Data records:
==========
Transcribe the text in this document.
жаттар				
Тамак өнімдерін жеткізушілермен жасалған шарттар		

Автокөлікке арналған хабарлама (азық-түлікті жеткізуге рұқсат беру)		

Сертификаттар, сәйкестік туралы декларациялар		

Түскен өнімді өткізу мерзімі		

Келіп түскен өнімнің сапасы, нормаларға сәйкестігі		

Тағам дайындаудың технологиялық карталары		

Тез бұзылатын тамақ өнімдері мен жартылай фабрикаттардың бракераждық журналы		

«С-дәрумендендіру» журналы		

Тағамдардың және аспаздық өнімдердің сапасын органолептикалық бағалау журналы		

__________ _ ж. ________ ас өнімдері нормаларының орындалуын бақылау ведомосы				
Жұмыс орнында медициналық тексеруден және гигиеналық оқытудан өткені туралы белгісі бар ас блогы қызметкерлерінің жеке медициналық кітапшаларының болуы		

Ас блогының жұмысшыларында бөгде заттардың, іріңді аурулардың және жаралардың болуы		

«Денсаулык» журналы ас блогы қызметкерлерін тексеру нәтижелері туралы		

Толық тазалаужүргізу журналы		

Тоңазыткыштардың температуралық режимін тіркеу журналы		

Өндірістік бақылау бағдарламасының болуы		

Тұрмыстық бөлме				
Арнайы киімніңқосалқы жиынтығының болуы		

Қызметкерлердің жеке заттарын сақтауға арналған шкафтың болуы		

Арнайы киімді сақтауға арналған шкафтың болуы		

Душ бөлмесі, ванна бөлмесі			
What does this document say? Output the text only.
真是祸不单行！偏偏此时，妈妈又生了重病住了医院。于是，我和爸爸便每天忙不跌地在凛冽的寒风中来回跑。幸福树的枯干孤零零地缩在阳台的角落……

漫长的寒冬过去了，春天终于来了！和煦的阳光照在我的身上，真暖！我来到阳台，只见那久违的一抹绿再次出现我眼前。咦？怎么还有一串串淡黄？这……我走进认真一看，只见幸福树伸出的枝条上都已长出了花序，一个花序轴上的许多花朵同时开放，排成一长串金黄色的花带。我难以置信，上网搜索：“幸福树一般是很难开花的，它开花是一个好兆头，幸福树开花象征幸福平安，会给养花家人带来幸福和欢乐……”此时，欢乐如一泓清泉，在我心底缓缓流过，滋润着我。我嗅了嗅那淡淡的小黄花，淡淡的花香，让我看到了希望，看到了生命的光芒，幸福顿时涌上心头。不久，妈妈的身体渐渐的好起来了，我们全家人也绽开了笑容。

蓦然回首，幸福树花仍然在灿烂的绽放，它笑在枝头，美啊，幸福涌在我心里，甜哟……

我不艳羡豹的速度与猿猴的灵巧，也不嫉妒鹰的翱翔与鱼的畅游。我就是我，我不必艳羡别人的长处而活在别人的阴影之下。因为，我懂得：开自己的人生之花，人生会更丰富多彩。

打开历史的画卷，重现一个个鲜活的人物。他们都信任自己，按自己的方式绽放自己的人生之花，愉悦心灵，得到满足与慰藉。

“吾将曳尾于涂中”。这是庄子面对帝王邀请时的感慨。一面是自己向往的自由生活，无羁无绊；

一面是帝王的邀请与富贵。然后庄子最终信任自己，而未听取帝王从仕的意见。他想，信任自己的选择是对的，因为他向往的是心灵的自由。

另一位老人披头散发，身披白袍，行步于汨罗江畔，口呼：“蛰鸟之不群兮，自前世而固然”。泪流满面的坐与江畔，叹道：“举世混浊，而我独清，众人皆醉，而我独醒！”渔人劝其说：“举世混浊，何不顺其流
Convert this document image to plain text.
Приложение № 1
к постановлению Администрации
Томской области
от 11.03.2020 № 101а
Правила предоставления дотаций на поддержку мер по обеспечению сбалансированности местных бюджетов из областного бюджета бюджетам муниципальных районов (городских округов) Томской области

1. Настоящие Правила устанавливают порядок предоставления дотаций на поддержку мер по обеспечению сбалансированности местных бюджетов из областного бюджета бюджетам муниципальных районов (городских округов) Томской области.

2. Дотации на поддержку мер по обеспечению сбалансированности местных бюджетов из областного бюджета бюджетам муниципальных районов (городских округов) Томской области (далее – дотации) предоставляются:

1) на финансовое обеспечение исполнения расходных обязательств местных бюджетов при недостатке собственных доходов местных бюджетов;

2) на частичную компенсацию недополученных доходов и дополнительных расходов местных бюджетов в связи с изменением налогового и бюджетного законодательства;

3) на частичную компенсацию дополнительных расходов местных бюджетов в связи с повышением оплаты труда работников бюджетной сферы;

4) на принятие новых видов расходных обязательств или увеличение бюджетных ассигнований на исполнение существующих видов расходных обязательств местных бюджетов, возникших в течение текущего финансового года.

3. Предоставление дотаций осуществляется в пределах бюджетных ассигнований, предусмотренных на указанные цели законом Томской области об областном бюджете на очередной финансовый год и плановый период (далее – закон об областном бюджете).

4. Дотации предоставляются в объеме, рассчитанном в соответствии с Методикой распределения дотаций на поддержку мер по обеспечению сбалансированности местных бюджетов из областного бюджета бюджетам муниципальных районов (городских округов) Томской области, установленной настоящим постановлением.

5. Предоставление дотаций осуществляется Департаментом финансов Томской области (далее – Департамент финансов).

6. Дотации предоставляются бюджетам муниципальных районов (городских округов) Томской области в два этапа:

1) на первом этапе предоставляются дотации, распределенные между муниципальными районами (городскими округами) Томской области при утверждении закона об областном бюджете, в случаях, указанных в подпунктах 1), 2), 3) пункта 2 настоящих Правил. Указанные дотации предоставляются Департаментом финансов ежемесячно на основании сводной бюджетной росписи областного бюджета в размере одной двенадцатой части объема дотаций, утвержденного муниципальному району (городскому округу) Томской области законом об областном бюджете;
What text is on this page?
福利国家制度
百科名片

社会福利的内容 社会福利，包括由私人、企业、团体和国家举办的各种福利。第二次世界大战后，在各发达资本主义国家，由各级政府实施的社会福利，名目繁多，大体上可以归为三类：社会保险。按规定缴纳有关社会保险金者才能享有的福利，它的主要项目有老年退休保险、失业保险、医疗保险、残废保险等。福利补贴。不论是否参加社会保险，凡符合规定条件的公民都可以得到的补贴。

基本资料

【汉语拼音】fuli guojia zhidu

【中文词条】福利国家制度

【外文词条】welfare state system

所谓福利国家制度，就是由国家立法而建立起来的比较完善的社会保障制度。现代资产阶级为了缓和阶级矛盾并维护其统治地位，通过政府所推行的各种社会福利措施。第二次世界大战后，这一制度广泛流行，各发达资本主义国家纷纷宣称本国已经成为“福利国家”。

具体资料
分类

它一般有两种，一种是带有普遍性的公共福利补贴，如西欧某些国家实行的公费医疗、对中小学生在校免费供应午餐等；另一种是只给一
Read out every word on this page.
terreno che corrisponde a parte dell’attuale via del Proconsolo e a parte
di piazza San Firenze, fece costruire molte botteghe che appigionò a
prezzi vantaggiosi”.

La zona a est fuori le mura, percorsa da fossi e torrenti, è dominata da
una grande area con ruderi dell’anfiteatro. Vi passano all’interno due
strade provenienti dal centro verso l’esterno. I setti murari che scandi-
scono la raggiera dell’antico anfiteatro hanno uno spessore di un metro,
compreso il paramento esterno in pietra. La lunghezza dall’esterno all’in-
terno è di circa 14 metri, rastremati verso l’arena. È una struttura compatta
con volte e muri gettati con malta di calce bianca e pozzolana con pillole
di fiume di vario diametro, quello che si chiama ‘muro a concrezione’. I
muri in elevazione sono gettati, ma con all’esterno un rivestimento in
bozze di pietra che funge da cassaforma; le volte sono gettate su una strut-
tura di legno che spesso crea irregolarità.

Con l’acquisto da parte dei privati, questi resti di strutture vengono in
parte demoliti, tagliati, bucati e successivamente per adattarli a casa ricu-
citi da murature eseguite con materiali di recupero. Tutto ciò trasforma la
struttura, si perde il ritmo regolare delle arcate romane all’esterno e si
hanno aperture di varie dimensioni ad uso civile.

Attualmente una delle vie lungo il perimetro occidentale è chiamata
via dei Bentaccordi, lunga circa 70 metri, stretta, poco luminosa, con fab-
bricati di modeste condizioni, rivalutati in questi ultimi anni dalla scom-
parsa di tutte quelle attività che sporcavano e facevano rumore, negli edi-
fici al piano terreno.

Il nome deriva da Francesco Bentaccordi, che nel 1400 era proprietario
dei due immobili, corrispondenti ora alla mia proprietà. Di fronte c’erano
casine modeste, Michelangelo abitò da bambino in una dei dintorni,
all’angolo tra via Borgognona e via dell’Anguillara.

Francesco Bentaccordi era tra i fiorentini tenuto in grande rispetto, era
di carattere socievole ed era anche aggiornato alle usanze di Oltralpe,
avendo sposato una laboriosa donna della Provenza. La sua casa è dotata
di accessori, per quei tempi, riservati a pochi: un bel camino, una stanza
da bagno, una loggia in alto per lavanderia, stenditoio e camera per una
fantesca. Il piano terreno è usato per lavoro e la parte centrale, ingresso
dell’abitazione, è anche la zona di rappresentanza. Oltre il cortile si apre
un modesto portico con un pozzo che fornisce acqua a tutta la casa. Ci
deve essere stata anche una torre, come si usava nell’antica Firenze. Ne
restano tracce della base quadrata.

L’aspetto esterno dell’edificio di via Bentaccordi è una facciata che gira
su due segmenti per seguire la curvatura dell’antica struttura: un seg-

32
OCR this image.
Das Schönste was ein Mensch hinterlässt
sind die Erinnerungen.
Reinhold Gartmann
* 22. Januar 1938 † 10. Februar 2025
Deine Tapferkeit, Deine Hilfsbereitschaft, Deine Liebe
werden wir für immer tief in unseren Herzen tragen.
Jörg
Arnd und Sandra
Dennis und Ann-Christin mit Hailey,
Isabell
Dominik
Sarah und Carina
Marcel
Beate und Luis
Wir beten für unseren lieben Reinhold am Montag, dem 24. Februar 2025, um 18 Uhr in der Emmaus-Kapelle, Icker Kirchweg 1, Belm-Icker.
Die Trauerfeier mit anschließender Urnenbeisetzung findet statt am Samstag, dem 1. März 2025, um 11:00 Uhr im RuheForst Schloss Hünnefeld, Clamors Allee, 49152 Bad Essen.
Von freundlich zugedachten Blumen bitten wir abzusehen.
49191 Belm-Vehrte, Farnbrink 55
==========
Task goal:
Pull every line containing "piano" from the data.

Solution below:
fici al piano terreno.
fantesca. Il piano terreno è usato per lavoro e la parte centrale, ingresso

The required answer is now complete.